TEXT PROVIDED =>
On March 20, 2024, the Company entered into a Membership Interest Purchase Agreement (the “Purchase Agreement”) with the former stockholders of AxoBio (the “Buyers”), providing for the sale by the Company of all of its equity interests in AxoBio to the Buyers (the “AxoBio Disposition”). The consideration for the AxoBio Disposition consisted of (i) the Closing Share Consideration, initially issued as consideration to the Buyers, (ii) cancellation of the notes payable by the Company to the Buyers in an aggregate principal amount of $8,000,000 as the Closing Cash Consideration and (iii) termination of the Company’s obligations with respect to the Earnout. The AxoBio Disposition closed on March 26, 2024 (see Note 16).

 

Risks and Uncertainties

Disruption of global financial markets and a recession or market correction, including the ongoing military conflicts between Russia-Ukraine war and the related sanctions imposed against Russia, the Israel-Hamas war, geopolitical tensions between the United States and China, proposed tariffs and other trade restrictions by the U.S. government and foreign governments and other global macroeconomic factors such as inflation and high interest rates, could reduce the Company’s ability to access capital, which could in the future negatively affect the Company’s liquidity and could materially affect the Company’s business and the value of its Common Stock.

GIVEN DATA =>
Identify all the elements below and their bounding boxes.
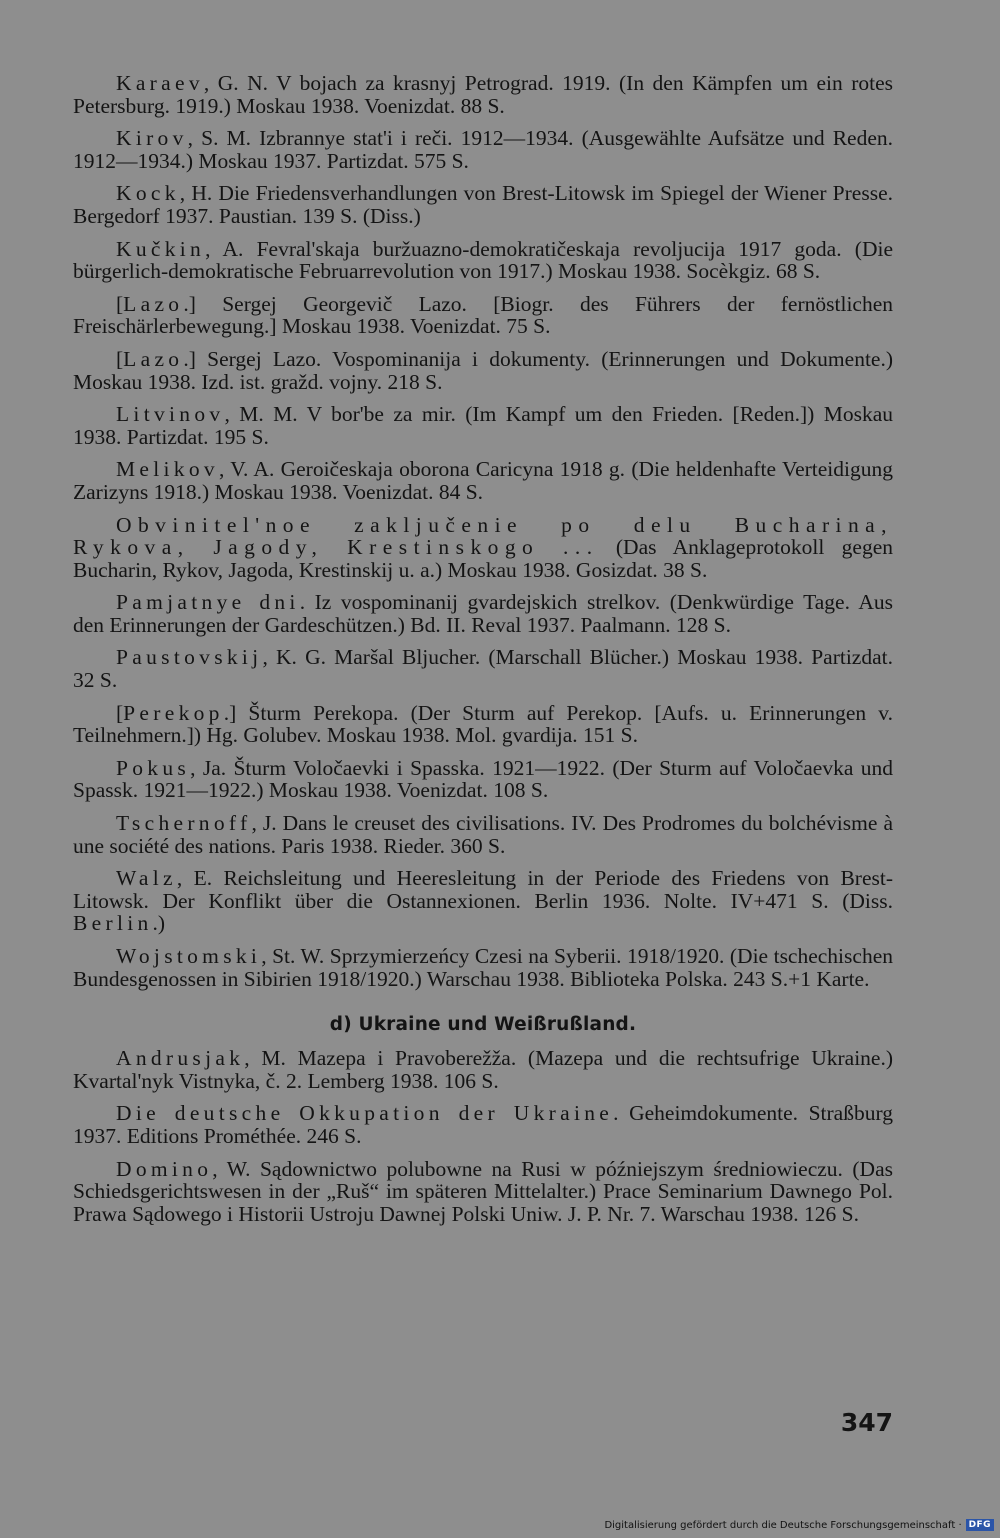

PROMPT => Turn the text's paragraph beginning "On March 20, 2024, the Company entered" into a short bulleted list that keeps its main facts.

CORRECT ANSWER =>
- On March 20, 2024, the Company signed a Membership Interest Purchase Agreement with AxoBio's former stockholders (the Buyers) to sell them all of its equity interests in AxoBio.
- The consideration was the Closing Share Consideration that had initially been issued to the Buyers.
- It also included cancellation of the Company's notes payable to the Buyers, totaling $8,000,000 in principal, as the Closing Cash Consideration.
- It also included termination of the Company's Earnout obligations.
- The sale closed on March 26, 2024.